◆ WHAT THE TASK REQUIRES ◆
Where a line holds the string "amount", return that line.
============================================================
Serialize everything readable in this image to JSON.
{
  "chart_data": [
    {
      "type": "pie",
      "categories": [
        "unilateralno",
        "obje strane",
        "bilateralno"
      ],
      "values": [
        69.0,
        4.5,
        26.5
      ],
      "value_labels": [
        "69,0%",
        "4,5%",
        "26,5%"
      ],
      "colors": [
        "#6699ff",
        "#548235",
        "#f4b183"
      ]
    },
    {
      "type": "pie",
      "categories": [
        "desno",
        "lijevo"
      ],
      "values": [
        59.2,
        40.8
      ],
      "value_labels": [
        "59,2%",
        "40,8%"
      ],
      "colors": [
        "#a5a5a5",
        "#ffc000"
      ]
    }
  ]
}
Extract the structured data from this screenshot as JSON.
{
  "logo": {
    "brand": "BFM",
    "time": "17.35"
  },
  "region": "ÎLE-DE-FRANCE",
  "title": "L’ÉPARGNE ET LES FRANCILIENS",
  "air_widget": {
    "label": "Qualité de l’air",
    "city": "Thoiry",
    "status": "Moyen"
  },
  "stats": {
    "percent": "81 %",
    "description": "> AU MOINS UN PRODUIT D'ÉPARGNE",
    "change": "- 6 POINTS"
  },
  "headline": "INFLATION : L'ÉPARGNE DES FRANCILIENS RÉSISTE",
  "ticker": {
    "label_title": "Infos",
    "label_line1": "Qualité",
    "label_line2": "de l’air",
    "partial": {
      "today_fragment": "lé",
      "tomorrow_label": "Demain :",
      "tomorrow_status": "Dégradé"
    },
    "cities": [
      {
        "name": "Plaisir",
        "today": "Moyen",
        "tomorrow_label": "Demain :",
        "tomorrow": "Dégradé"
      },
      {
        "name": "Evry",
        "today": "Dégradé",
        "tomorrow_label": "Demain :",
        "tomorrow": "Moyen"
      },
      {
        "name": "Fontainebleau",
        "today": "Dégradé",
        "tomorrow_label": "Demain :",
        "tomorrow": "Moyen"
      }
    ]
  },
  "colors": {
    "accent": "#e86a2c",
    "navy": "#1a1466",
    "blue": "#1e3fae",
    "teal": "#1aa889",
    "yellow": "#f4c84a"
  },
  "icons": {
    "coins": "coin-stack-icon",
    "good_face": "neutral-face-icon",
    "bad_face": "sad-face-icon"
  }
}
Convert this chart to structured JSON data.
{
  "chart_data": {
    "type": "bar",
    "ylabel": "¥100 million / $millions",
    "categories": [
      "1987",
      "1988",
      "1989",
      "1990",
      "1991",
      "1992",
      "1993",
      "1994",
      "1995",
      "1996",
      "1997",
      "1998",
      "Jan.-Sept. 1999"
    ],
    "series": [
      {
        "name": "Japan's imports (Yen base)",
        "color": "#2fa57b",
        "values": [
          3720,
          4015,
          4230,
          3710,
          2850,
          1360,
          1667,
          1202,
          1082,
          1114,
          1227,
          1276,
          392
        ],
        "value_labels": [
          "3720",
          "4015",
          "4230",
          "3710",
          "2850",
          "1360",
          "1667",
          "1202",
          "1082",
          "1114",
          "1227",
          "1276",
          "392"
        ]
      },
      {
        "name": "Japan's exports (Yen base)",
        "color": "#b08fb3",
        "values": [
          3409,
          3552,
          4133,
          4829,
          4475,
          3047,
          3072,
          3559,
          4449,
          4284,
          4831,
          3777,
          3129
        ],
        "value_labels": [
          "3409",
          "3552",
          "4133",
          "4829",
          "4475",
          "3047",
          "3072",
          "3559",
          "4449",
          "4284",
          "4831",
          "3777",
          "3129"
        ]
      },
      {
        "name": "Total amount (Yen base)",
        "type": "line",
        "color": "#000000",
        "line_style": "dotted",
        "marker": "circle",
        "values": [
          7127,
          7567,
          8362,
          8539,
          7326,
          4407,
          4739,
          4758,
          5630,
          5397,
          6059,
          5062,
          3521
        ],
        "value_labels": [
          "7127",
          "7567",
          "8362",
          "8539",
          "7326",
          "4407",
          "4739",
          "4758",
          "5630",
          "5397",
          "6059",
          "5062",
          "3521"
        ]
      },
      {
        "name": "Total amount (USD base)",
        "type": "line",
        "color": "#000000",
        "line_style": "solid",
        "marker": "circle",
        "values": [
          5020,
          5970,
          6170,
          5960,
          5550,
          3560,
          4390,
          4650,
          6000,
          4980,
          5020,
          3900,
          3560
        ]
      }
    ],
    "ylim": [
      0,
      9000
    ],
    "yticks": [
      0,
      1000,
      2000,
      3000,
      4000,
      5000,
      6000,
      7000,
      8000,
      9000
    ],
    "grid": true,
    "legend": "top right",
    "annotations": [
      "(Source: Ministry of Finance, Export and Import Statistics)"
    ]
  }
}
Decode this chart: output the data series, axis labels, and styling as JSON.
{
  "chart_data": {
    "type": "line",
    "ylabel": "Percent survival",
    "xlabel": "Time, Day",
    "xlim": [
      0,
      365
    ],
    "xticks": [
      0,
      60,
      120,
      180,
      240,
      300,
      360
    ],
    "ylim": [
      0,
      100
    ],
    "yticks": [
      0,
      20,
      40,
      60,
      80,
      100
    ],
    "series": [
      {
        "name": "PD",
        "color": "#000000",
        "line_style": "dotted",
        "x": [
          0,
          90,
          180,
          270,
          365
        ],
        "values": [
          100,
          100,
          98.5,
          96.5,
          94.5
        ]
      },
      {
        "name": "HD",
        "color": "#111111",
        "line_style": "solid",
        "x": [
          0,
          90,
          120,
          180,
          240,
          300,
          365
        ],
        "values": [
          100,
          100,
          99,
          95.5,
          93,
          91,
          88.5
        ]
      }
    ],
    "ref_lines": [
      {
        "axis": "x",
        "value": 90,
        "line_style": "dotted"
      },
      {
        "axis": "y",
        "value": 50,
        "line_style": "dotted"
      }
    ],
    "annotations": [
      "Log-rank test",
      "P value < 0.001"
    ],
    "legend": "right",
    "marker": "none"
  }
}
============================================================
◆ SOLUTION TO THIS TASK ◆
        "name": "Total amount (Yen base)",
        "name": "Total amount (USD base)",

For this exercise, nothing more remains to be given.